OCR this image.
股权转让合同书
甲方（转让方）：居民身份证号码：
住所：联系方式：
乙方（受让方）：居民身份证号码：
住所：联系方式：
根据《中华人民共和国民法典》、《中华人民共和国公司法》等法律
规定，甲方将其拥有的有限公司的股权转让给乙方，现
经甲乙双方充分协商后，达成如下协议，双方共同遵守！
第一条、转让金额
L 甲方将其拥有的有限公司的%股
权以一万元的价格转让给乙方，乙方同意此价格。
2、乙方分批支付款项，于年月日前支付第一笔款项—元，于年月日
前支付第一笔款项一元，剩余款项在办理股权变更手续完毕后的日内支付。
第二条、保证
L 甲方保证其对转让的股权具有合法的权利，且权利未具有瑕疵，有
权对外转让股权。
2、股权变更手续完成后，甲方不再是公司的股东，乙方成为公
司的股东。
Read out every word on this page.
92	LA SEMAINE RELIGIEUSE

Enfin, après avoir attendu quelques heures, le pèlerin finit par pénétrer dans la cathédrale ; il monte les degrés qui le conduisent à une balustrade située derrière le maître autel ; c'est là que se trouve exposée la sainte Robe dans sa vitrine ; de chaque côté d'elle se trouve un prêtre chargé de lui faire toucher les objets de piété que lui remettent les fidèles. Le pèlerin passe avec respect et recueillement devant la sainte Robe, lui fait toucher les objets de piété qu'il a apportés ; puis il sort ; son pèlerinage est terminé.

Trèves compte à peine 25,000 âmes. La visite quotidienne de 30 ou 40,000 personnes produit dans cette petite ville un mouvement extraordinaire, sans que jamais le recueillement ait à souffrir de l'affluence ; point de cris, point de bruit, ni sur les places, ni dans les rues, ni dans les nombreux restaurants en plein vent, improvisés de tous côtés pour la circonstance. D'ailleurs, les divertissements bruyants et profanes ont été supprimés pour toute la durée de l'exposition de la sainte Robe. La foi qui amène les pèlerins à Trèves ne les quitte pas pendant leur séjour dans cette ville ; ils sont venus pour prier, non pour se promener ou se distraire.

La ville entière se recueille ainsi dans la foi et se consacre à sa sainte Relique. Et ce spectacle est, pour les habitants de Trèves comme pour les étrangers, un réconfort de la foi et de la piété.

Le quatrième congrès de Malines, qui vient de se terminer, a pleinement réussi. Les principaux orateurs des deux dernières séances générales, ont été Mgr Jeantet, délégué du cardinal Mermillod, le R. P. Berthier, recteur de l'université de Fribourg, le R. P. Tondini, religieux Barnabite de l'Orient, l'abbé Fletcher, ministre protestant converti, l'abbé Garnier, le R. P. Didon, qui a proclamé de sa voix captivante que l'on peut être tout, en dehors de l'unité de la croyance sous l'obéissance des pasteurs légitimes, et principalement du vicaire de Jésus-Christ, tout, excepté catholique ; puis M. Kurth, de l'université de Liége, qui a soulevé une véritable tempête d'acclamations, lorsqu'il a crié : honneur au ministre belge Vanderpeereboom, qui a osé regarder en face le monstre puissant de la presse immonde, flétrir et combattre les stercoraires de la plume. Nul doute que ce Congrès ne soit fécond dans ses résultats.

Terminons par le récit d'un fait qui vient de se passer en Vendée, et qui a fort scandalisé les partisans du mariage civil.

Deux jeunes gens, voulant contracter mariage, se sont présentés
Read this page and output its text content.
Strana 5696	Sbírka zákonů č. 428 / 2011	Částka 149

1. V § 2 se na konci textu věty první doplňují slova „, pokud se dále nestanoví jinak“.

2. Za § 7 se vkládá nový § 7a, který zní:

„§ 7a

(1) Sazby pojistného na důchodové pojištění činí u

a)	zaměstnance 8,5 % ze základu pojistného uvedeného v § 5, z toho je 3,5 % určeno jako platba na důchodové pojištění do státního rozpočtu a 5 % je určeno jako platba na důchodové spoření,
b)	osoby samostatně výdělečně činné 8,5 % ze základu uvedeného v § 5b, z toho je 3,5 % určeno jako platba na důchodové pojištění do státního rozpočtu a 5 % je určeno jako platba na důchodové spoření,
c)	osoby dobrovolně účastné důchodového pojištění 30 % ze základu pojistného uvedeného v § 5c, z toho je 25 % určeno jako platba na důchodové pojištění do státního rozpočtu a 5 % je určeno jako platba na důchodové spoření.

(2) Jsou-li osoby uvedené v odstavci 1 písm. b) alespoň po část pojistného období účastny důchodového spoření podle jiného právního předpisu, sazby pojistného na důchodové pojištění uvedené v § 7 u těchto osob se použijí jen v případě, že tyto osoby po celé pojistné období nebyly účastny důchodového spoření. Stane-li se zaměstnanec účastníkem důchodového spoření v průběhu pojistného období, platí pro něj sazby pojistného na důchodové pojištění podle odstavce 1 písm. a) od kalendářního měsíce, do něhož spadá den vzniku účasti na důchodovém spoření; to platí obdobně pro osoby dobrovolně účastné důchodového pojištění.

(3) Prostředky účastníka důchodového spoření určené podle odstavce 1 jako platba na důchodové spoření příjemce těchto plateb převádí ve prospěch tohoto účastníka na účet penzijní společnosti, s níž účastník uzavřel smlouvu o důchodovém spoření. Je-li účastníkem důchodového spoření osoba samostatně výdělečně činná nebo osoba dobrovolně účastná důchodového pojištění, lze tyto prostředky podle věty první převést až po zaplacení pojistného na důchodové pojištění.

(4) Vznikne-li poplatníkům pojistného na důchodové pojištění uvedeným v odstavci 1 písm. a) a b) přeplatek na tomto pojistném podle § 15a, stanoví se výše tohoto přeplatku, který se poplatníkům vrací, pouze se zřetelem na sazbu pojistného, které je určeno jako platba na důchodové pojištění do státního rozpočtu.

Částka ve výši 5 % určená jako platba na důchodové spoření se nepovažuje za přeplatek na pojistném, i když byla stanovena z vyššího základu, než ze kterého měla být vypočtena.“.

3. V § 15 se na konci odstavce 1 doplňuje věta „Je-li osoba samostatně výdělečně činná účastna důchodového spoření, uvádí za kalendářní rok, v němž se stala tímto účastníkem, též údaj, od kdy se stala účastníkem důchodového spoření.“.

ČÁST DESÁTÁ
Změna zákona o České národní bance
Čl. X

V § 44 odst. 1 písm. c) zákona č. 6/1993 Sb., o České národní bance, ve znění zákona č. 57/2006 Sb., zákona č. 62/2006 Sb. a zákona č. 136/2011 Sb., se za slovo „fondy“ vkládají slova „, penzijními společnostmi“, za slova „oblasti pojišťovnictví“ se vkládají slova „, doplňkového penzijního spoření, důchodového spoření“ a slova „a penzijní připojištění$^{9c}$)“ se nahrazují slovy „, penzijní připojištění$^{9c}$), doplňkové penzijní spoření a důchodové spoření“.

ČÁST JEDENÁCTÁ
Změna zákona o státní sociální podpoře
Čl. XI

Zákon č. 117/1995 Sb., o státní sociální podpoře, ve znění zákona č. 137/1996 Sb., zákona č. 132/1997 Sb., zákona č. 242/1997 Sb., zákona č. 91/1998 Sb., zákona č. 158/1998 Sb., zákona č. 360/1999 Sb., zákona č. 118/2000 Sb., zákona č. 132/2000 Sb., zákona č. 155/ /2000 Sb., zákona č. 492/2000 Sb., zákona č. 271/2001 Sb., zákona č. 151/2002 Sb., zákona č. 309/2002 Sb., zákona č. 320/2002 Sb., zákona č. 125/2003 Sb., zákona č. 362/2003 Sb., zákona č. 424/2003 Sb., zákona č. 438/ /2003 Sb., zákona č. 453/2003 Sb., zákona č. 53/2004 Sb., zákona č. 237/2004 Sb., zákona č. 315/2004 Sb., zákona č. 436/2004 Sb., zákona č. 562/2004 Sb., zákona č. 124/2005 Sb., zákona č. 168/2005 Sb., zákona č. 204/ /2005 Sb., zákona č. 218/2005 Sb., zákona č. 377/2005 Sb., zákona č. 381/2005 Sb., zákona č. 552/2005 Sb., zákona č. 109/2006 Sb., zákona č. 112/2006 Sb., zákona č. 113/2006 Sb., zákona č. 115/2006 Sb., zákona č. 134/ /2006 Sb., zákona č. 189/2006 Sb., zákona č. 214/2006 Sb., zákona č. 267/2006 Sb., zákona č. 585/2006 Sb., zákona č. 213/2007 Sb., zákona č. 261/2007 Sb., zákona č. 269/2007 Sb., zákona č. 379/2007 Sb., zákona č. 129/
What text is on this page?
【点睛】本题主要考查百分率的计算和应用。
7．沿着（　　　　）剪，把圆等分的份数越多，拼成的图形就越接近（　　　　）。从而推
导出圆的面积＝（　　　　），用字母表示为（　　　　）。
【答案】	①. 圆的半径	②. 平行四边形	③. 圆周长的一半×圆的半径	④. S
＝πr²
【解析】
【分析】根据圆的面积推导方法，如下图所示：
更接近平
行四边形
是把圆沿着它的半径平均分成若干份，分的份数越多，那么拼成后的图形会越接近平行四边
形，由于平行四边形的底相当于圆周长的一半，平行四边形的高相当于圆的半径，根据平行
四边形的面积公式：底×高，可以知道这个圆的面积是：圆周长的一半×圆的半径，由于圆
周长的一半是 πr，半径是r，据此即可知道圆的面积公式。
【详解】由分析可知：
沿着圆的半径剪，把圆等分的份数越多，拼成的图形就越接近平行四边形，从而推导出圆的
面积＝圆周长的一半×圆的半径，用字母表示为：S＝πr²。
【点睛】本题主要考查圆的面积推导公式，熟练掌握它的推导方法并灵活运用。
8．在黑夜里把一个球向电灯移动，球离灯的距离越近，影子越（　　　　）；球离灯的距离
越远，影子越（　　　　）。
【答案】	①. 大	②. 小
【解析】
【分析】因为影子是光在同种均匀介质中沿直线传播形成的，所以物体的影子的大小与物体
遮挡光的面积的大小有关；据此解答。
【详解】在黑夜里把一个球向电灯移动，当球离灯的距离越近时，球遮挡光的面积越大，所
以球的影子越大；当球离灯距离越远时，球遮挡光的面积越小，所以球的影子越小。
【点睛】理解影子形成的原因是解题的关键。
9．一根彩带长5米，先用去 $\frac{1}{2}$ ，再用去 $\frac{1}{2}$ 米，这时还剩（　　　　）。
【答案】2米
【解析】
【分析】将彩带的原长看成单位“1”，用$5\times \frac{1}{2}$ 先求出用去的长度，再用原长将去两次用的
++++
→ SHORT PROBLEM: From the records above, work out how many lines contain the string "Částka". Give only the number.

→ REPLY: 2